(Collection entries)

** START **

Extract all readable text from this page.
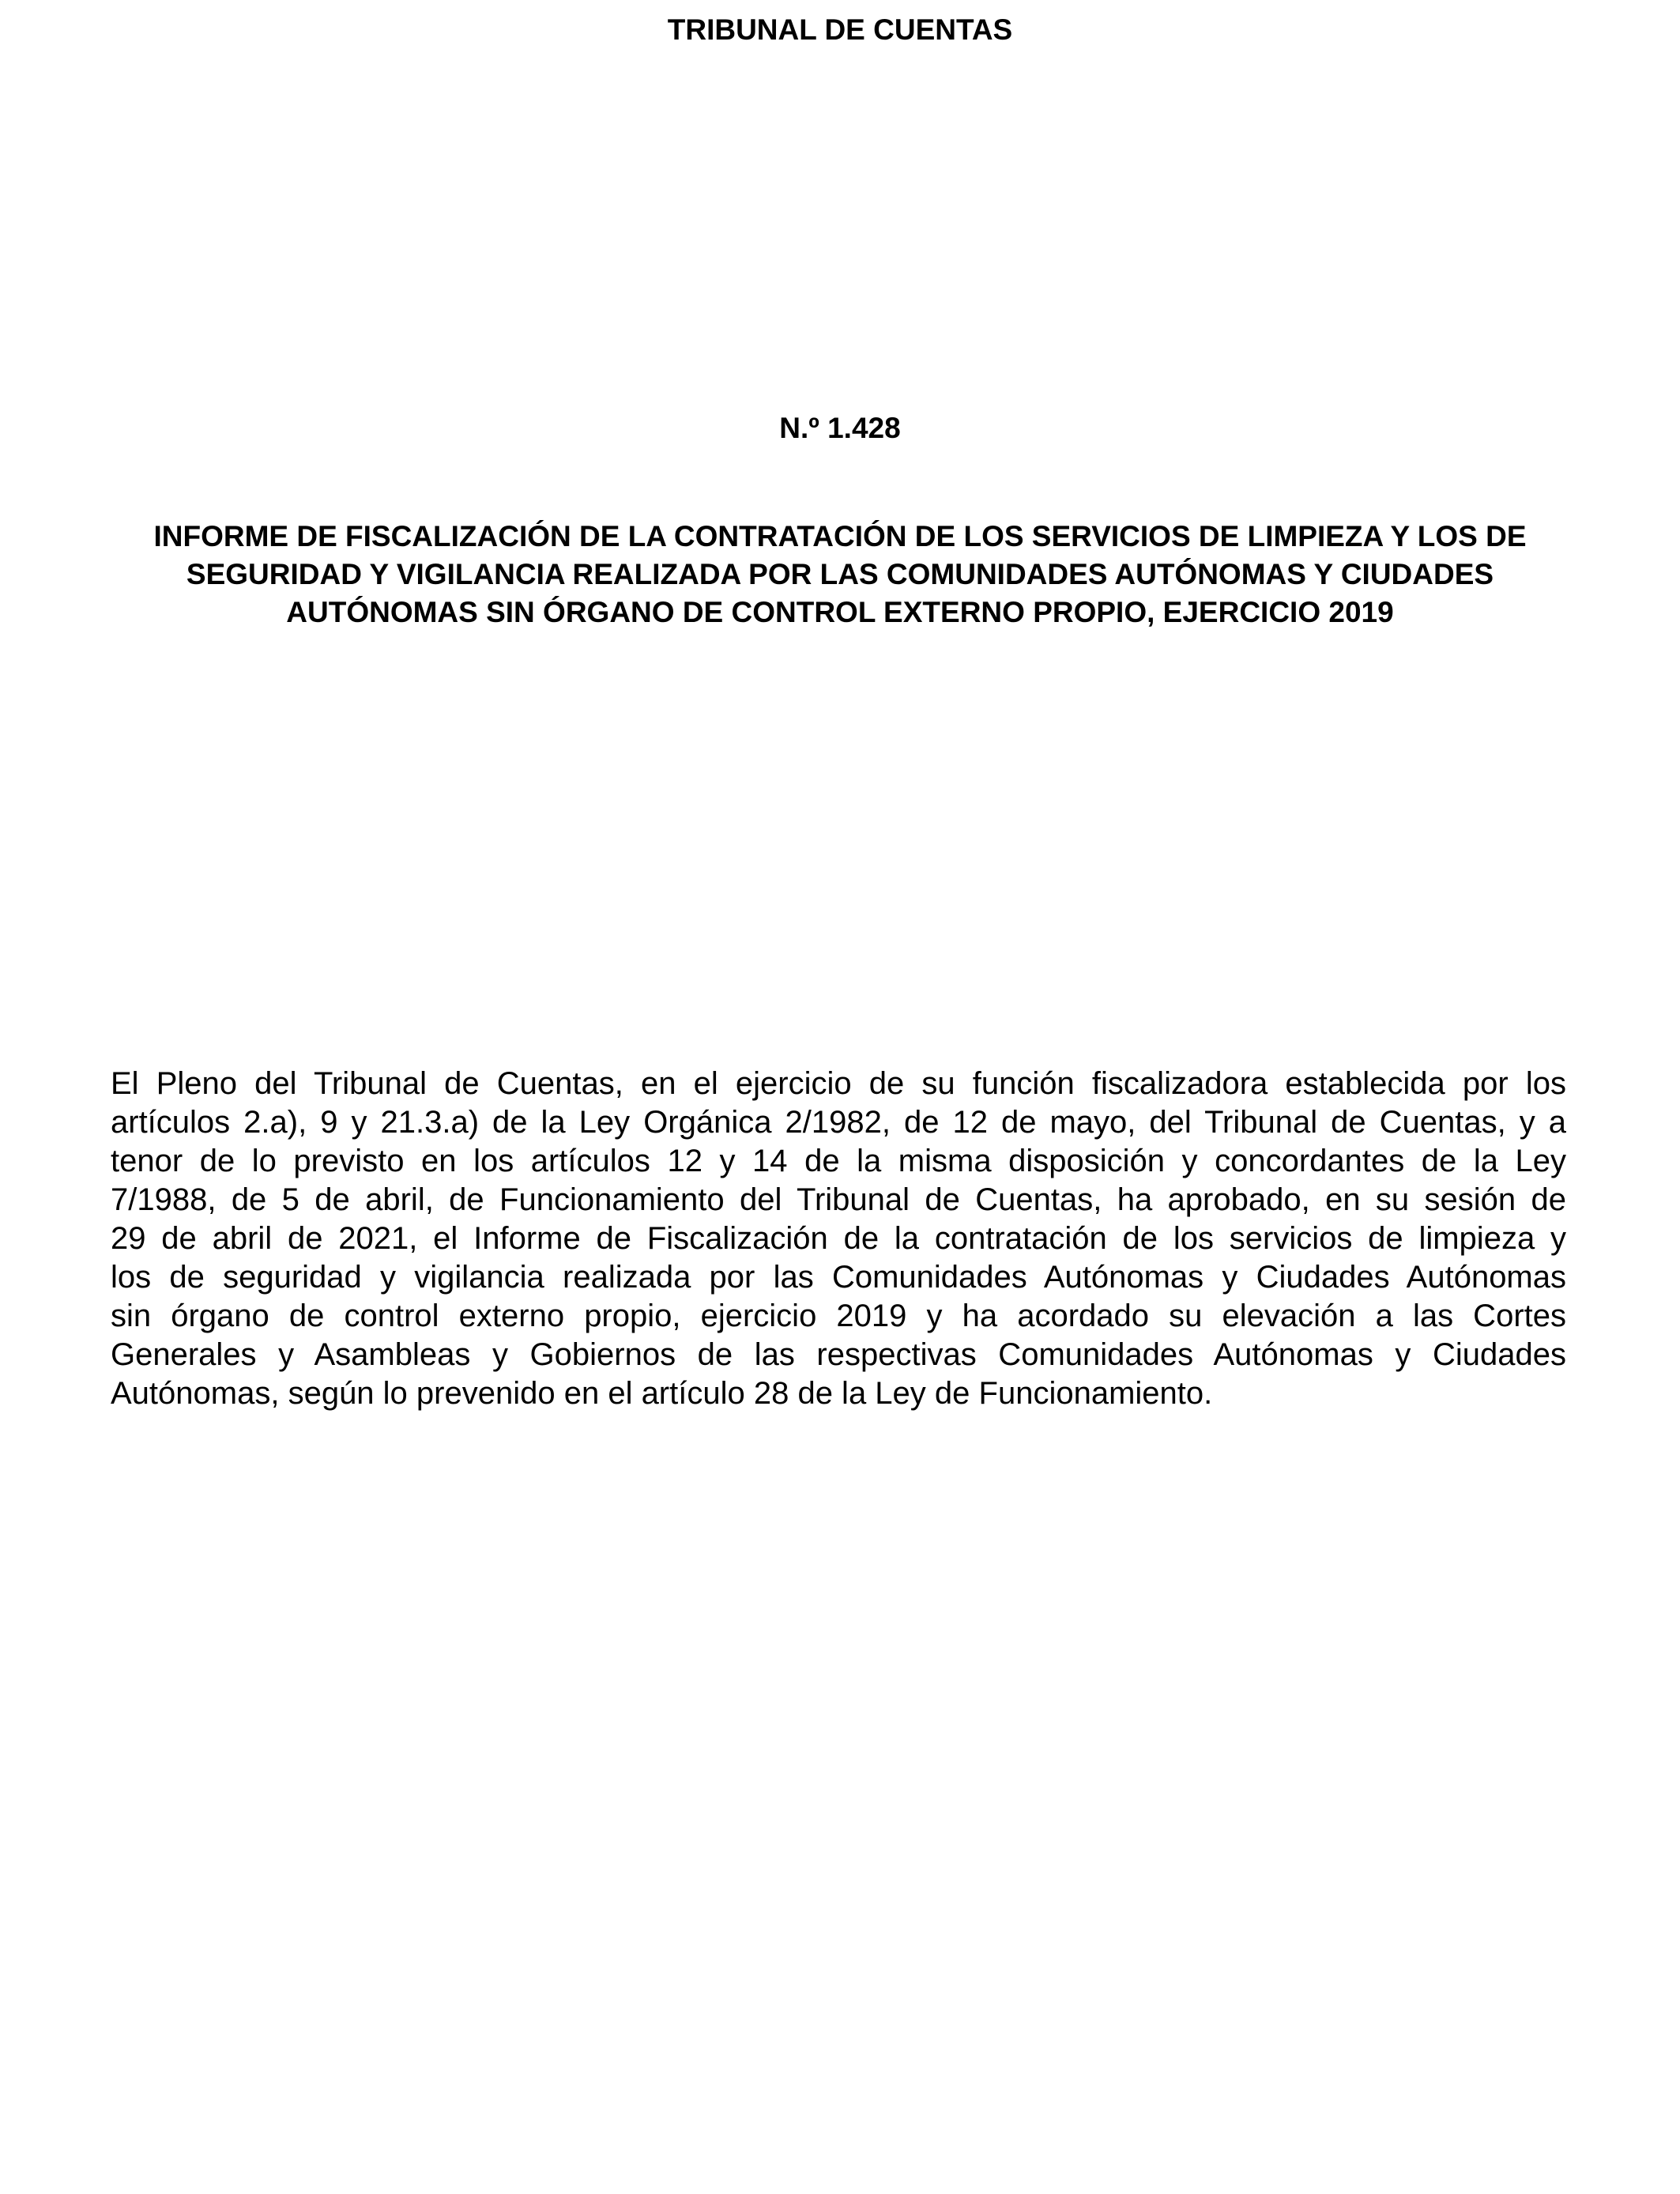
TRIBUNAL DE CUENTAS
N.º 1.428
INFORME DE FISCALIZACIÓN DE LA CONTRATACIÓN DE LOS SERVICIOS DE LIMPIEZA Y LOS DE
SEGURIDAD Y VIGILANCIA REALIZADA POR LAS COMUNIDADES AUTÓNOMAS Y CIUDADES
AUTÓNOMAS SIN ÓRGANO DE CONTROL EXTERNO PROPIO, EJERCICIO 2019
El Pleno del Tribunal de Cuentas, en el ejercicio de su función fiscalizadora establecida por los
artículos 2.a), 9 y 21.3.a) de la Ley Orgánica 2/1982, de 12 de mayo, del Tribunal de Cuentas, y a
tenor de lo previsto en los artículos 12 y 14 de la misma disposición y concordantes de la Ley
7/1988, de 5 de abril, de Funcionamiento del Tribunal de Cuentas, ha aprobado, en su sesión de
29 de abril de 2021, el Informe de Fiscalización de la contratación de los servicios de limpieza y
los de seguridad y vigilancia realizada por las Comunidades Autónomas y Ciudades Autónomas
sin órgano de control externo propio, ejercicio 2019 y ha acordado su elevación a las Cortes
Generales y Asambleas y Gobiernos de las respectivas Comunidades Autónomas y Ciudades
Autónomas, según lo prevenido en el artículo 28 de la Ley de Funcionamiento.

** END **

- [GOAL OF THE EXERCISE]
Find each line holding "Funcionamiento". Copy it out.

- [EXERCISE SOLUTION]
7/1988, de 5 de abril, de Funcionamiento del Tribunal de Cuentas, ha aprobado, en su sesión de
Autónomas, según lo prevenido en el artículo 28 de la Ley de Funcionamiento.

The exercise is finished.